───── EXCERPT ─────

To their credit, the Brian Lehrer show "blog" has posted a bunch of listener responses ("we're drowning here, actually" says their webmaster) against his "plague on both your houses" stance, and especially against his misinformed arguments against Katherine Viner and the Royal Court Rachel Corrie team. So if any of those were you, coming from this site--good going!

I especially applaud the self-identified dramaturg "KB" (who has worked at NYTW, to boot*) for demistifying once and for all this babble about what "contextualization" really means in a working theatre. NYTW has got some people fooled that they were going to set up some Middle East thinktank or something. Let's get real.

Dear Brian:

Thank you for readdressing this issue. I listened to it later on Friday because I had boycotted your show that morning.

I think that first of all, what education and outreach constitutes is misunderstood. My perception of it is a separate department specializing in educating the surrounding community with classes and workshops on theatre. They also work closely with the literary and dramaturgy staffs on study guides, usually for classes coming to see the show. The outreach component extends to expanding contact in the community beyond the standard subscriber base - i.e. low income families. NYTW, like most theatres in New York, does not have an Education and Outreach staff member, let alone a department. To refer to what they are doing with Rachel Corrie as "education and outreach" to me, is misleading and cynical.

─────

-- GIVEN PROBLEM 1 --
Give every word or phrase that the excerpt about the Brian Lehrer show sets inside quotation marks.

───── RECORD EXCERPTS ─────

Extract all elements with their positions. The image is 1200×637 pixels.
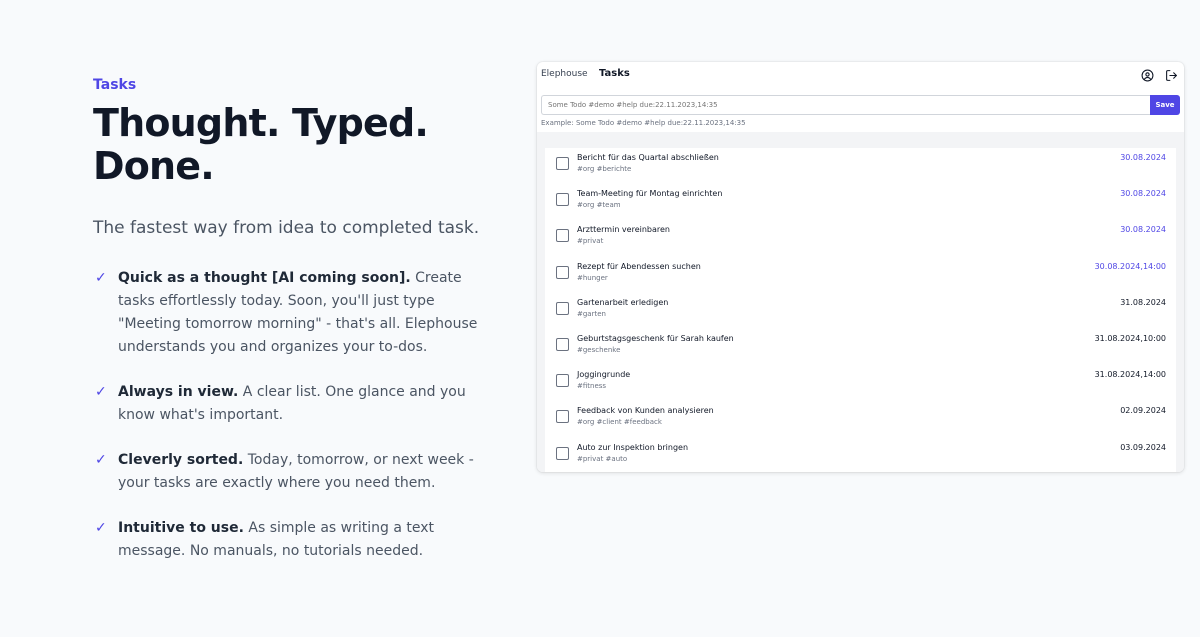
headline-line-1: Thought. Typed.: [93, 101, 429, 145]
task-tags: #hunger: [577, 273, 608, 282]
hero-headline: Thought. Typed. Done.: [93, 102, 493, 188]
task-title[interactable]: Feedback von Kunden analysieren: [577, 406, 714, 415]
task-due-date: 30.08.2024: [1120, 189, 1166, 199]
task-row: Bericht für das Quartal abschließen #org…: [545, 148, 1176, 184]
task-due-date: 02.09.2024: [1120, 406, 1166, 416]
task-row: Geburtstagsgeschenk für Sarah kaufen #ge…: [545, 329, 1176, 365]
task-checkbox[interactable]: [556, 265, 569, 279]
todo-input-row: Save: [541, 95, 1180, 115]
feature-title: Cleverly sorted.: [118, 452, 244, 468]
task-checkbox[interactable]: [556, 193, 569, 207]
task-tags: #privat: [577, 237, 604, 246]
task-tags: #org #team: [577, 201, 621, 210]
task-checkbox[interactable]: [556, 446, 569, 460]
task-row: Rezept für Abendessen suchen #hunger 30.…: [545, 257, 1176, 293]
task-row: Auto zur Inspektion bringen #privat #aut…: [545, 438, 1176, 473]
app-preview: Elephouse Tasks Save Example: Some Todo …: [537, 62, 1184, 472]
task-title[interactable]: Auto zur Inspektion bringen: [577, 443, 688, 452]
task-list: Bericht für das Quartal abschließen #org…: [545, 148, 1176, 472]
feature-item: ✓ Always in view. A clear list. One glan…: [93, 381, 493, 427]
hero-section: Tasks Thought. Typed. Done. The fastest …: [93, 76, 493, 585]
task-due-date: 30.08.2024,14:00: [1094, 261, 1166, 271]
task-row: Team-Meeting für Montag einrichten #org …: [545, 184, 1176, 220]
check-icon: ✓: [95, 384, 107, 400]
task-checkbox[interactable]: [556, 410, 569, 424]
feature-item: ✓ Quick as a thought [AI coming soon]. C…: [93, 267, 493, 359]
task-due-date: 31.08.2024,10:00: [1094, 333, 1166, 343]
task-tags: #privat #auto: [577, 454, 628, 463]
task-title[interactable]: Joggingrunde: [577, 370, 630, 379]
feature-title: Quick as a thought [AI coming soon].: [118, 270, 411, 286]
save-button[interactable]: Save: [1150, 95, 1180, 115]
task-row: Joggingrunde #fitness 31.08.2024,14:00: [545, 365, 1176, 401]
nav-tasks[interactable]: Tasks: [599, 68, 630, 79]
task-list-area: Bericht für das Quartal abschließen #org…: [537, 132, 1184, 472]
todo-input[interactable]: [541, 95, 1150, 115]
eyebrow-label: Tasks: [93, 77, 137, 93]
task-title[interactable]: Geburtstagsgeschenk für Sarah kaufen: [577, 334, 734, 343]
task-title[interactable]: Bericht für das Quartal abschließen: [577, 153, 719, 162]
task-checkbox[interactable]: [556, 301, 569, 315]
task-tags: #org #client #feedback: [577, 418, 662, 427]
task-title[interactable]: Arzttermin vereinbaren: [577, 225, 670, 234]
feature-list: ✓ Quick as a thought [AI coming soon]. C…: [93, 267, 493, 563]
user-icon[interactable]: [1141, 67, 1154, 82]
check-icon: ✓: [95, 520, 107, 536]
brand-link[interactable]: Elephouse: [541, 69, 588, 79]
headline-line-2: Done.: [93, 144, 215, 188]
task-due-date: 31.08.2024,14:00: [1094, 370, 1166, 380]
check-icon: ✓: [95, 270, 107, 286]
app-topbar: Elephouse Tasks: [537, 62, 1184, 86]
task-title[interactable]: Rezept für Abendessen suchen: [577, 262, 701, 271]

─────

-- GIVEN PROBLEM 2 --
In the records, copy the lines from the one containing "headline-line-1: Thought. Typed.: [93, 101, 429, 145]" to the one containing "task-row: Bericht für", without changing them.

-- EXERCISE SOLUTION 1 --
"blog"
"we're drowning here, actually"
"plague on both your houses"
"KB"
"contextualization"
"education and outreach"

-- EXERCISE SOLUTION 2 --
headline-line-1: Thought. Typed.: [93, 101, 429, 145]
task-tags: #hunger: [577, 273, 608, 282]
hero-headline: Thought. Typed. Done.: [93, 102, 493, 188]
task-title[interactable]: Feedback von Kunden analysieren: [577, 406, 714, 415]
task-due-date: 30.08.2024: [1120, 189, 1166, 199]
task-row: Bericht für das Quartal abschließen #org…: [545, 148, 1176, 184]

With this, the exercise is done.